**Task brief**
Pick out the lines containing "disagree".

**Record excerpts**

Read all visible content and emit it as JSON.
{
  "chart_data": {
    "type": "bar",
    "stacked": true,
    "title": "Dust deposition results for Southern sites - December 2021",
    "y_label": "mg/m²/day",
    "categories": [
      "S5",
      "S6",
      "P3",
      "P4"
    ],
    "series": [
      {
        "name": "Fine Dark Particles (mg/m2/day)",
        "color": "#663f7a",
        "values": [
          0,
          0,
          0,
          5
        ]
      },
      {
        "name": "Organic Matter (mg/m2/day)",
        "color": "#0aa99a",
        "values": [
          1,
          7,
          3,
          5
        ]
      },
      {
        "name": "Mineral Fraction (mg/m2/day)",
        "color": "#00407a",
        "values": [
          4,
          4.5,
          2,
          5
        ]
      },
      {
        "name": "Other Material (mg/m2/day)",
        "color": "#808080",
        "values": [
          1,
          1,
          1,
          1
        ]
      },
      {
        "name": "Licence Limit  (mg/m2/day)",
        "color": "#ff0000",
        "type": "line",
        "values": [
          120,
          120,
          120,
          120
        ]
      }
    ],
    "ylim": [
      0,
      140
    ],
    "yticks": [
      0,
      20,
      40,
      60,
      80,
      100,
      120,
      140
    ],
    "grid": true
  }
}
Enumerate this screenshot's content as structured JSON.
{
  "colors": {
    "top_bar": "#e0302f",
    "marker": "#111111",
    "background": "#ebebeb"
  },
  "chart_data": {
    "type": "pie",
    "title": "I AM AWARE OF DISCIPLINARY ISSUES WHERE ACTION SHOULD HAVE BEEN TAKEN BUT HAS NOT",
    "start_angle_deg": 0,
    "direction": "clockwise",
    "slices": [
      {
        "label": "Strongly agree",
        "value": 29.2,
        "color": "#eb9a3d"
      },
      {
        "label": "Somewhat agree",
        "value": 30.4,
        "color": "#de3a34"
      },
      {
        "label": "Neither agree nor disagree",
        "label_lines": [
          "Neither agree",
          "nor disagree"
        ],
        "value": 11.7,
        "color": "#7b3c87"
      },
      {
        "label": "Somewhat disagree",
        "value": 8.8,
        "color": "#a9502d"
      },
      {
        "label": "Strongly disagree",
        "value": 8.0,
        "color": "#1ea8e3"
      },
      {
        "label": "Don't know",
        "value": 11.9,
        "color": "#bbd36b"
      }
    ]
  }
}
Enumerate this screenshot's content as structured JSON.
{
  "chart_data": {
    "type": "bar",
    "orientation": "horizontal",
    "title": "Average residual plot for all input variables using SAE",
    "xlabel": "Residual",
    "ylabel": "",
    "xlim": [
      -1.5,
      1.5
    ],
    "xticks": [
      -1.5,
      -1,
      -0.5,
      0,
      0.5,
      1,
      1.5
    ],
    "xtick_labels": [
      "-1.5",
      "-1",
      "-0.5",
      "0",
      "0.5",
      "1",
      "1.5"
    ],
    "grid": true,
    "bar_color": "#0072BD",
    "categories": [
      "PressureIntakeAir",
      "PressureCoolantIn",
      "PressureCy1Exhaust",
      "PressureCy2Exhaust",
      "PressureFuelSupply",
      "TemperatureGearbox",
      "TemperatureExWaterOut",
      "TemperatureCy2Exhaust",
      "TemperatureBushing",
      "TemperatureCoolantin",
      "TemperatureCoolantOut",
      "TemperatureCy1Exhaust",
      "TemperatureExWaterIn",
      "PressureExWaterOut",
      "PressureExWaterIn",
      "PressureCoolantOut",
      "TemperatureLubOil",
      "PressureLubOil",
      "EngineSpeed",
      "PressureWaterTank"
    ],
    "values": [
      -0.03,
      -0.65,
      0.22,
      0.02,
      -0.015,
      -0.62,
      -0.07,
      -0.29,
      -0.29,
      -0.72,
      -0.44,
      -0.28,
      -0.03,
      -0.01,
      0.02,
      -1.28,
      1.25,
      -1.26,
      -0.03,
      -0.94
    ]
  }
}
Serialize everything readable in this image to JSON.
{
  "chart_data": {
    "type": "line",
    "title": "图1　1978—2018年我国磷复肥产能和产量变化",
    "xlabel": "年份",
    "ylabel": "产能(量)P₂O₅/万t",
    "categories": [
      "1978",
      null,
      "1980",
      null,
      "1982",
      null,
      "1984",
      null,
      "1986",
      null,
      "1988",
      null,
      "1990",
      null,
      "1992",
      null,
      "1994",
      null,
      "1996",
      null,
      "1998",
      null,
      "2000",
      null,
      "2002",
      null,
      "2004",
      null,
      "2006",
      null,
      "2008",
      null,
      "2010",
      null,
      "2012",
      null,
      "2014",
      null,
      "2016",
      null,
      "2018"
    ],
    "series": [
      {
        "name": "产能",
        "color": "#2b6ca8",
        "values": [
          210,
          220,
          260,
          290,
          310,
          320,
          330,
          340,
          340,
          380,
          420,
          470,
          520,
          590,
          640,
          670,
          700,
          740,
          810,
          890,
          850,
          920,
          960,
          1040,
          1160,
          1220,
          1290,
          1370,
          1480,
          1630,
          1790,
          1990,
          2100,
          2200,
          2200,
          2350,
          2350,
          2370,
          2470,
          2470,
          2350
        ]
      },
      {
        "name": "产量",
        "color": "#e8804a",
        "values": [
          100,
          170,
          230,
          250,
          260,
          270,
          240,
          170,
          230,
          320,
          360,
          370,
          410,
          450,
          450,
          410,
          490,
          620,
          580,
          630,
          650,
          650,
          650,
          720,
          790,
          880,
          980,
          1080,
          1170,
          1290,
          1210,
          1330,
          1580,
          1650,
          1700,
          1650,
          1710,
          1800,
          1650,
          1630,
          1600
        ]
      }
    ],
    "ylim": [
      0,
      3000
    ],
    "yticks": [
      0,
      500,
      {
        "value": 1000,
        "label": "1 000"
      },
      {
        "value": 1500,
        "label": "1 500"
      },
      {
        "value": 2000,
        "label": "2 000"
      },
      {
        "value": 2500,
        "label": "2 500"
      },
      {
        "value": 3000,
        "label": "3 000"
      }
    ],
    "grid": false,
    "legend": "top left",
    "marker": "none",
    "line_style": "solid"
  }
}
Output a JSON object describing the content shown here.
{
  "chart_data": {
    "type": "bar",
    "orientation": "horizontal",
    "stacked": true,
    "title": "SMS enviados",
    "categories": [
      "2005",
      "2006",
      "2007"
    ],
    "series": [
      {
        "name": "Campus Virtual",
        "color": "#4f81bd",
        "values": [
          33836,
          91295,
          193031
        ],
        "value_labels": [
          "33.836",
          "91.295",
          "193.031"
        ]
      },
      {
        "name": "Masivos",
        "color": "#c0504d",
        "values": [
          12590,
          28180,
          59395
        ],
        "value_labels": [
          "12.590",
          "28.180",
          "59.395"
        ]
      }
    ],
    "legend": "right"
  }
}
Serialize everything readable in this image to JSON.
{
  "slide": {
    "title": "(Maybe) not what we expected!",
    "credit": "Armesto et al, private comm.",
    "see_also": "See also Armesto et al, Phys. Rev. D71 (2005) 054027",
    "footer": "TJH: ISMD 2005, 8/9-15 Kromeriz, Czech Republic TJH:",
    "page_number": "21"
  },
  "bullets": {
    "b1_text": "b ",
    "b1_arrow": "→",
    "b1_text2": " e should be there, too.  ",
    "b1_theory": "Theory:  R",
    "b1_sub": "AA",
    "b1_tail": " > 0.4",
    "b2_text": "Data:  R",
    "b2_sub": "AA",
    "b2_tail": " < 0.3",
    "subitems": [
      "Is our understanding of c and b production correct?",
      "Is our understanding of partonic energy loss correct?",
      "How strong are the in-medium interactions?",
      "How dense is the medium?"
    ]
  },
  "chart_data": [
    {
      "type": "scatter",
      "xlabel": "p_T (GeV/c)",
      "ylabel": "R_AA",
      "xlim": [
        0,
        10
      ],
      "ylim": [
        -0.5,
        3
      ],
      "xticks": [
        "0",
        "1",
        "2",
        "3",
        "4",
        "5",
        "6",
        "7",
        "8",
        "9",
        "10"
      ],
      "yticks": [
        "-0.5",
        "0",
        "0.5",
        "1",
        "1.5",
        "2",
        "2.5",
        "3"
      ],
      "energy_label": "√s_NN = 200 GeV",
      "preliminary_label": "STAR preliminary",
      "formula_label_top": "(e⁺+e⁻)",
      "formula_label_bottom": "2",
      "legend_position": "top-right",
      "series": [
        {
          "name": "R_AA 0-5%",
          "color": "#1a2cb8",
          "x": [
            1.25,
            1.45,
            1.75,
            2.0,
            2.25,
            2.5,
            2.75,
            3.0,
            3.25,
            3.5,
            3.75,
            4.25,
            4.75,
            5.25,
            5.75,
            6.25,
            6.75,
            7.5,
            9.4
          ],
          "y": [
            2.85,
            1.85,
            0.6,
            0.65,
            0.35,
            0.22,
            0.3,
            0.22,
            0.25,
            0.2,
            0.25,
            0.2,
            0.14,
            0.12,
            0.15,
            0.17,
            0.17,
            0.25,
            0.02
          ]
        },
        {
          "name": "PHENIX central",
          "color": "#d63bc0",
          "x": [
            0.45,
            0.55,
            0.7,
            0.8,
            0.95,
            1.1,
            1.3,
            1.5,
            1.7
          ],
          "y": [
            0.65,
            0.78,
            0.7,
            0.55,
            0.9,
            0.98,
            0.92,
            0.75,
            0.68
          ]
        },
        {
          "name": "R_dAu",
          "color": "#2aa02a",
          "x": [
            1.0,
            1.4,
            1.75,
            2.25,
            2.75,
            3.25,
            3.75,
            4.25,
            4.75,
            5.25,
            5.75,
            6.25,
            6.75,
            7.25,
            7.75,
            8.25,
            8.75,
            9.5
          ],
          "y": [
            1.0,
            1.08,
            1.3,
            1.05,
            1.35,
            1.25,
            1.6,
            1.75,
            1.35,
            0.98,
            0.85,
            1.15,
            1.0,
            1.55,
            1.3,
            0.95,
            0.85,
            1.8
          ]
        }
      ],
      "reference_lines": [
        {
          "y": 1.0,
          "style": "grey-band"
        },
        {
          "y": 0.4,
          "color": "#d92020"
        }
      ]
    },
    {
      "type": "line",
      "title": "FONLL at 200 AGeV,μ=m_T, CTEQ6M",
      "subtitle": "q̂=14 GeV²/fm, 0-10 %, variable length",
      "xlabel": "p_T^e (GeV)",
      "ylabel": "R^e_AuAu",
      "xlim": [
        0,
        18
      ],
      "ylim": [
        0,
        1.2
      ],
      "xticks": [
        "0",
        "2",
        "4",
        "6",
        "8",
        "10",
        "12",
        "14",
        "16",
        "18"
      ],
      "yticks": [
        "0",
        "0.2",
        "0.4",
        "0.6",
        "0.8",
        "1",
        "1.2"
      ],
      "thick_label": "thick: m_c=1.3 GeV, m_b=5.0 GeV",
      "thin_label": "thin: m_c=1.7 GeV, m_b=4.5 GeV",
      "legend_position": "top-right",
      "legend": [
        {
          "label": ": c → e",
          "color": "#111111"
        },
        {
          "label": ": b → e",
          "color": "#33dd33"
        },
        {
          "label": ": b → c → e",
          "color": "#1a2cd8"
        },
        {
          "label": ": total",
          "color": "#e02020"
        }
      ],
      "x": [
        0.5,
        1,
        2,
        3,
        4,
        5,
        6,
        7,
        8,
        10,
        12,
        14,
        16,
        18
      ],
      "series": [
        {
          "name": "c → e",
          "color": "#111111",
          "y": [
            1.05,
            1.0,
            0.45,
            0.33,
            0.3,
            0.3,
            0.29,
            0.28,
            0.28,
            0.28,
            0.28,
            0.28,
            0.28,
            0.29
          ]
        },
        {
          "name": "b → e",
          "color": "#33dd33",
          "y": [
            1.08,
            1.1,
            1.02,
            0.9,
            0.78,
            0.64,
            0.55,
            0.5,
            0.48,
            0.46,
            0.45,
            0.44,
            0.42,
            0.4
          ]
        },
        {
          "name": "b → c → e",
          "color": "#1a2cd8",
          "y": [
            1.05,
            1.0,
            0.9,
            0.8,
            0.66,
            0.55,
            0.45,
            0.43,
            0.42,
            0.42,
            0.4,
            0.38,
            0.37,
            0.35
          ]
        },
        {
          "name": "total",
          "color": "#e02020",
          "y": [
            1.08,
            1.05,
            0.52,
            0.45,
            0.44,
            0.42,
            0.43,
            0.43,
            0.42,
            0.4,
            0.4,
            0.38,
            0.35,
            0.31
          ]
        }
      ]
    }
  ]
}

**Exercise solution**
        "label": "Neither agree nor disagree",
          "nor disagree"
        "label": "Somewhat disagree",
        "label": "Strongly disagree",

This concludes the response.